AIM OF THE EXERCISE → Your task is to output the entries below word for word.

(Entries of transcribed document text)
+ + + + +
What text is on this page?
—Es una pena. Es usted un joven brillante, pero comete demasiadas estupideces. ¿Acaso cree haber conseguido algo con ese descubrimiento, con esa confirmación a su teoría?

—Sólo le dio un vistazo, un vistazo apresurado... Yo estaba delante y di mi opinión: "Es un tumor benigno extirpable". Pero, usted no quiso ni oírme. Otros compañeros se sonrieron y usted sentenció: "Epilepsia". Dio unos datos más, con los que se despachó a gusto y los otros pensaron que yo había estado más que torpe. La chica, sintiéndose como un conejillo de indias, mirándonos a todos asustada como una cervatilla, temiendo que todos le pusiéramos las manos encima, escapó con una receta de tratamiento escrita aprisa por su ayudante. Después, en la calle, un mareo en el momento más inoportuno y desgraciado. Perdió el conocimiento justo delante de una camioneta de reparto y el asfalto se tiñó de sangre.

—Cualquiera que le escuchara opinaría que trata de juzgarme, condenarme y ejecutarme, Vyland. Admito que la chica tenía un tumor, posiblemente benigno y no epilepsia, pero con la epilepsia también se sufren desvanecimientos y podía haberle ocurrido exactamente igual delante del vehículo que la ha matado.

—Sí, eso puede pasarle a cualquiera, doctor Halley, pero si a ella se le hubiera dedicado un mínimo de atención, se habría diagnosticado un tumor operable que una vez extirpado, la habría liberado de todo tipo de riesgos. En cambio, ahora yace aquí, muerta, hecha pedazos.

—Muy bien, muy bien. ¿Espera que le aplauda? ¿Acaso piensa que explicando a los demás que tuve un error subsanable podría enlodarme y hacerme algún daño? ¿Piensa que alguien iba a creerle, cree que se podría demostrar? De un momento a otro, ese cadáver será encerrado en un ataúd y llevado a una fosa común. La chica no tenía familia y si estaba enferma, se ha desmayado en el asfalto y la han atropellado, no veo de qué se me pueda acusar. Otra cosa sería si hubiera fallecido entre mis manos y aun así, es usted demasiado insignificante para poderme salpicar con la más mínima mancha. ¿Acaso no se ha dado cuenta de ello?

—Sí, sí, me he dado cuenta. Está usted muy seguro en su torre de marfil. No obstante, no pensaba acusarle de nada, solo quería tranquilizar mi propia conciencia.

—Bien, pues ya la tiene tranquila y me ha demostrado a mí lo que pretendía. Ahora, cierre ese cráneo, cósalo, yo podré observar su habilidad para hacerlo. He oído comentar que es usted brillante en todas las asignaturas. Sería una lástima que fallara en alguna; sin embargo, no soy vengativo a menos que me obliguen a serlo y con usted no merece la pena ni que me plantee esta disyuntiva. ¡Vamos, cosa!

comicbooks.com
+ + + + +
TASK RESPONSE →
What text is on this page?
—Es una pena. Es usted un joven brillante, pero comete demasiadas estupideces. ¿Acaso cree haber conseguido algo con ese descubrimiento, con esa confirmación a su teoría?

—Sólo le dio un vistazo, un vistazo apresurado... Yo estaba delante y di mi opinión: "Es un tumor benigno extirpable". Pero, usted no quiso ni oírme. Otros compañeros se sonrieron y usted sentenció: "Epilepsia". Dio unos datos más, con los que se despachó a gusto y los otros pensaron que yo había estado más que torpe. La chica, sintiéndose como un conejillo de indias, mirándonos a todos asustada como una cervatilla, temiendo que todos le pusiéramos las manos encima, escapó con una receta de tratamiento escrita aprisa por su ayudante. Después, en la calle, un mareo en el momento más inoportuno y desgraciado. Perdió el conocimiento justo delante de una camioneta de reparto y el asfalto se tiñó de sangre.

—Cualquiera que le escuchara opinaría que trata de juzgarme, condenarme y ejecutarme, Vyland. Admito que la chica tenía un tumor, posiblemente benigno y no epilepsia, pero con la epilepsia también se sufren desvanecimientos y podía haberle ocurrido exactamente igual delante del vehículo que la ha matado.

—Sí, eso puede pasarle a cualquiera, doctor Halley, pero si a ella se le hubiera dedicado un mínimo de atención, se habría diagnosticado un tumor operable que una vez extirpado, la habría liberado de todo tipo de riesgos. En cambio, ahora yace aquí, muerta, hecha pedazos.

—Muy bien, muy bien. ¿Espera que le aplauda? ¿Acaso piensa que explicando a los demás que tuve un error subsanable podría enlodarme y hacerme algún daño? ¿Piensa que alguien iba a creerle, cree que se podría demostrar? De un momento a otro, ese cadáver será encerrado en un ataúd y llevado a una fosa común. La chica no tenía familia y si estaba enferma, se ha desmayado en el asfalto y la han atropellado, no veo de qué se me pueda acusar. Otra cosa sería si hubiera fallecido entre mis manos y aun así, es usted demasiado insignificante para poderme salpicar con la más mínima mancha. ¿Acaso no se ha dado cuenta de ello?

—Sí, sí, me he dado cuenta. Está usted muy seguro en su torre de marfil. No obstante, no pensaba acusarle de nada, solo quería tranquilizar mi propia conciencia.

—Bien, pues ya la tiene tranquila y me ha demostrado a mí lo que pretendía. Ahora, cierre ese cráneo, cósalo, yo podré observar su habilidad para hacerlo. He oído comentar que es usted brillante en todas las asignaturas. Sería una lástima que fallara en alguna; sin embargo, no soy vengativo a menos que me obliguen a serlo y con usted no merece la pena ni que me plantee esta disyuntiva. ¡Vamos, cosa!

comicbooks.com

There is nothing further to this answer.